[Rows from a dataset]

------------------------------------

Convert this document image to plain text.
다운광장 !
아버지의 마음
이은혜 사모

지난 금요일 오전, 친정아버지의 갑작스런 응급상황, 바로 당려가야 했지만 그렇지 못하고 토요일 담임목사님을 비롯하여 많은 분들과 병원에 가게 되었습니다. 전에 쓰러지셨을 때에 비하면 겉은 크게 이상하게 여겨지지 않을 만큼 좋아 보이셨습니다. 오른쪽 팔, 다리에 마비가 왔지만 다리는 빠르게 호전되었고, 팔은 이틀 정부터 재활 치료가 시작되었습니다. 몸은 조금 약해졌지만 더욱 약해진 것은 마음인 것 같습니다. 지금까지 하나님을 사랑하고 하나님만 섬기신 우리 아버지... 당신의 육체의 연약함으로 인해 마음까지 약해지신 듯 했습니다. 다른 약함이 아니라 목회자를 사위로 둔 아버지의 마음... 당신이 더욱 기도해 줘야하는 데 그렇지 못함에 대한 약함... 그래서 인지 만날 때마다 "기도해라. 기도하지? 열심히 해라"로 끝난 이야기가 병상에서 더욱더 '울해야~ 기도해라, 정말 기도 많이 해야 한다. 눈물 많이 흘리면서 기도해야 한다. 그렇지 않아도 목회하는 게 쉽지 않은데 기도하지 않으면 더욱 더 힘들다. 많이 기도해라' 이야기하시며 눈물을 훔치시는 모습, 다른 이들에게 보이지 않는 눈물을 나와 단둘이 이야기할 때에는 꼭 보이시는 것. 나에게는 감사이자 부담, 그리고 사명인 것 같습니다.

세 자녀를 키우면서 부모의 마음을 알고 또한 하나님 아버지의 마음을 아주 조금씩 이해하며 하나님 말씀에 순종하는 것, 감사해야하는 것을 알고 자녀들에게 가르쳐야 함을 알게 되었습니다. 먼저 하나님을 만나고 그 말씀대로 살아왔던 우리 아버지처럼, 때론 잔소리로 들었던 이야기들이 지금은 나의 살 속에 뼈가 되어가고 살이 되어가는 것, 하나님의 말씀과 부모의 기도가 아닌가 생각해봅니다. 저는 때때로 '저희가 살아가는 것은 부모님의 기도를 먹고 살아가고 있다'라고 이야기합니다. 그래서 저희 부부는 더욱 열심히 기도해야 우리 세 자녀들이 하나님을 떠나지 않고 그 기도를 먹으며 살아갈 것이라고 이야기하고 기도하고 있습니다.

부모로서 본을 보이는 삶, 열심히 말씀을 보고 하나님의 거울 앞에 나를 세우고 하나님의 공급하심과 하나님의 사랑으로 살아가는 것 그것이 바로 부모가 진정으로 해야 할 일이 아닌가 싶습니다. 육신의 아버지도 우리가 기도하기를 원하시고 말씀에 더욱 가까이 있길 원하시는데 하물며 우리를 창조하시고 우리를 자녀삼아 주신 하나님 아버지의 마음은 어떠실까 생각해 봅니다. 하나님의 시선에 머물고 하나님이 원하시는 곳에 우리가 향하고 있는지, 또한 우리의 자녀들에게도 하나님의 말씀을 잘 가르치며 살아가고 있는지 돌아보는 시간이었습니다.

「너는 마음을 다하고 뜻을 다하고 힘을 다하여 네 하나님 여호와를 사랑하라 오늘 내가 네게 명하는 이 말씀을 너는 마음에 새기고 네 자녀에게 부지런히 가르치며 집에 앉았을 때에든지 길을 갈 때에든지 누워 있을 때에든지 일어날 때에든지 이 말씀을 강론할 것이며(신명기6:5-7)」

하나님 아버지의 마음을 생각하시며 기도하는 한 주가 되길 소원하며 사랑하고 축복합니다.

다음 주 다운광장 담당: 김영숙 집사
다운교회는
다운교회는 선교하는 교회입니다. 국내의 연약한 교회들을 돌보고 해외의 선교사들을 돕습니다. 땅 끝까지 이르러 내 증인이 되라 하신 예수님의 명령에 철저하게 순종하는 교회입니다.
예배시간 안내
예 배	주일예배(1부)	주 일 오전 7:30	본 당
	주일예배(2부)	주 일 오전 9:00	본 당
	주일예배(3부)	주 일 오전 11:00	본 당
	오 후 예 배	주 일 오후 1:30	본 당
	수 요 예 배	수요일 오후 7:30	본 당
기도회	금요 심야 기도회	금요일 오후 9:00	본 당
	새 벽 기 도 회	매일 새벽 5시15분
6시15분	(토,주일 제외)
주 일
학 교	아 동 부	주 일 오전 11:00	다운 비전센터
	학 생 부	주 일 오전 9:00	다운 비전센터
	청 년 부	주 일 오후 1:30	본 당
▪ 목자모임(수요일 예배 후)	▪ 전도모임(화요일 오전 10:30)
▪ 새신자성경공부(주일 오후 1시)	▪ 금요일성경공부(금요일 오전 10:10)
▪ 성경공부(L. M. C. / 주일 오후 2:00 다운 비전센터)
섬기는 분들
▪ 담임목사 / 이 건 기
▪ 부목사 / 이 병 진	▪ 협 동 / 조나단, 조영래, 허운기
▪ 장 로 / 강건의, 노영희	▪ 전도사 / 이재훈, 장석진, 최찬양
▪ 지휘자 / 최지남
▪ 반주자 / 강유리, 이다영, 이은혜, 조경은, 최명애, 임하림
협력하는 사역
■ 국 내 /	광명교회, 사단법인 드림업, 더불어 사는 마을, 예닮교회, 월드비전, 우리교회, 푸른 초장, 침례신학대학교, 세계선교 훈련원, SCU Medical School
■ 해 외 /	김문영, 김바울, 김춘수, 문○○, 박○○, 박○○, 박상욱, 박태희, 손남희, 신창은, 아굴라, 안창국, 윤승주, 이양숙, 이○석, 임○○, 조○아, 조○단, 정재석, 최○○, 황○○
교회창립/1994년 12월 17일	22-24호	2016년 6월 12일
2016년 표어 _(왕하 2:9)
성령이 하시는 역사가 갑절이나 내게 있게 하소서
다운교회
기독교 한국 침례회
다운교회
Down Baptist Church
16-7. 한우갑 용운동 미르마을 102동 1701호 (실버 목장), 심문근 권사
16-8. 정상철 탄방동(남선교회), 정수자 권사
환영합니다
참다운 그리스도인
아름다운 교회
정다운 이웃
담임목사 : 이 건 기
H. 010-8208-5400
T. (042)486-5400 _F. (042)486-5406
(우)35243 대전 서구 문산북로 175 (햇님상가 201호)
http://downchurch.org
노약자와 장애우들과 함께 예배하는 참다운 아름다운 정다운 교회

------------------------------------

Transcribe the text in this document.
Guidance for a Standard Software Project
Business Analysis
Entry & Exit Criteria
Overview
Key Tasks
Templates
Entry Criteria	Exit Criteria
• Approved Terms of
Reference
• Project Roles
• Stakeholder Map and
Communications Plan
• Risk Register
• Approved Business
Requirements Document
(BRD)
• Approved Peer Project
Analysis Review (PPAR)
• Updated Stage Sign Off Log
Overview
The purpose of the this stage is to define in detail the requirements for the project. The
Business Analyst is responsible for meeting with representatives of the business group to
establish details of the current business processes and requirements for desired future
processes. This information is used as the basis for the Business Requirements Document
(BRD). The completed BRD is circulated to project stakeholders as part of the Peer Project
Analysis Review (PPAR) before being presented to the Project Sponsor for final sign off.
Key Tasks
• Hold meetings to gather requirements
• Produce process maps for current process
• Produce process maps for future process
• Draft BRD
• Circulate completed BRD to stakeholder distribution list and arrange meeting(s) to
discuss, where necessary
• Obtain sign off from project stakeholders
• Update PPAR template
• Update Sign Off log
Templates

------------------------------------

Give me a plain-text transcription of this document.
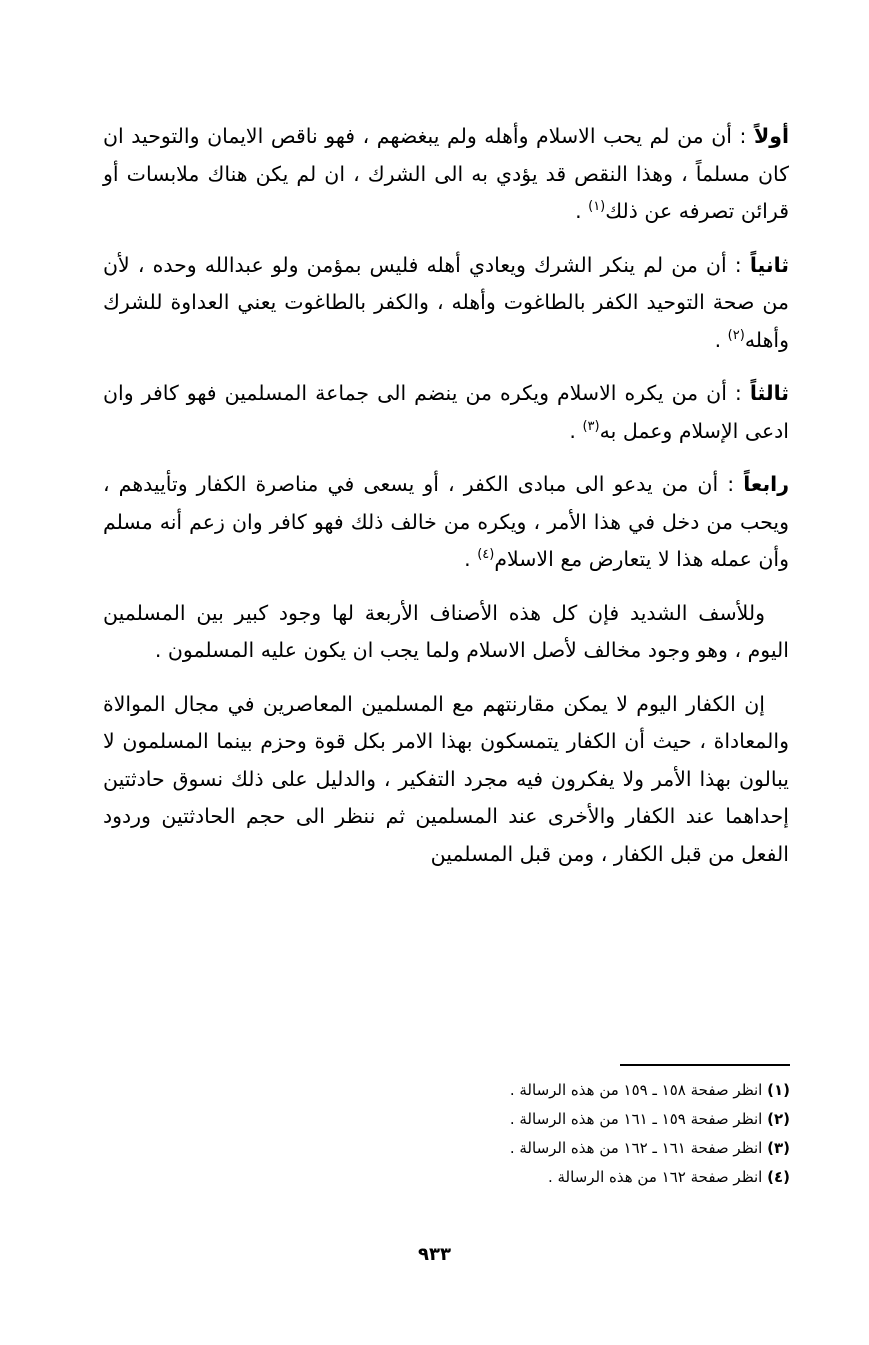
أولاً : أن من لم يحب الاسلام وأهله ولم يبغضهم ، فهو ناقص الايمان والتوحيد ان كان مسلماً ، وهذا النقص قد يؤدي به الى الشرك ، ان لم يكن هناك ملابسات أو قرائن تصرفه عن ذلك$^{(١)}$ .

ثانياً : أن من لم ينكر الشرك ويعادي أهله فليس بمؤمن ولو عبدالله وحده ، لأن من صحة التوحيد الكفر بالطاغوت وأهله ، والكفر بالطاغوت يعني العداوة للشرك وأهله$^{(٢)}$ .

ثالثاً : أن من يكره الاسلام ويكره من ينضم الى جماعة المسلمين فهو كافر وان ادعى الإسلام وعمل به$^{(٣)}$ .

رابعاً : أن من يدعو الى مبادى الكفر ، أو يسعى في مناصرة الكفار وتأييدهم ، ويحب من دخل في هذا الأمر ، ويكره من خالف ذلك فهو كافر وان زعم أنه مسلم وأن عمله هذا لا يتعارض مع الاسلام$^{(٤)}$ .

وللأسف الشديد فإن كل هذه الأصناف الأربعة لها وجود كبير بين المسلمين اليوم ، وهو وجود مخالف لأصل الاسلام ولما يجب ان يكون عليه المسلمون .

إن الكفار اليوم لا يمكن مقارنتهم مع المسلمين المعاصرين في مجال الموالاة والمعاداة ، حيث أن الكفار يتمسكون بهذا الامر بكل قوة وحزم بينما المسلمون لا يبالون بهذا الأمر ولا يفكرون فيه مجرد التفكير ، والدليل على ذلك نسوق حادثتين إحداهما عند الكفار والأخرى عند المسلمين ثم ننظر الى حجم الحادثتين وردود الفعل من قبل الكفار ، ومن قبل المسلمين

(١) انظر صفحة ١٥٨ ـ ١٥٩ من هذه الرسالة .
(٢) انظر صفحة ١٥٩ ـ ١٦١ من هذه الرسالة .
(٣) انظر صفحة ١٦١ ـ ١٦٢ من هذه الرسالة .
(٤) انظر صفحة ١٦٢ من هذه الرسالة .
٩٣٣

------------------------------------

* [SET EXERCISE] Scan the entries above. Copy each line that has the string "صفحة".

* [TASK SOLUTION]
(١) انظر صفحة ١٥٨ ـ ١٥٩ من هذه الرسالة .
(٢) انظر صفحة ١٥٩ ـ ١٦١ من هذه الرسالة .
(٣) انظر صفحة ١٦١ ـ ١٦٢ من هذه الرسالة .
(٤) انظر صفحة ١٦٢ من هذه الرسالة .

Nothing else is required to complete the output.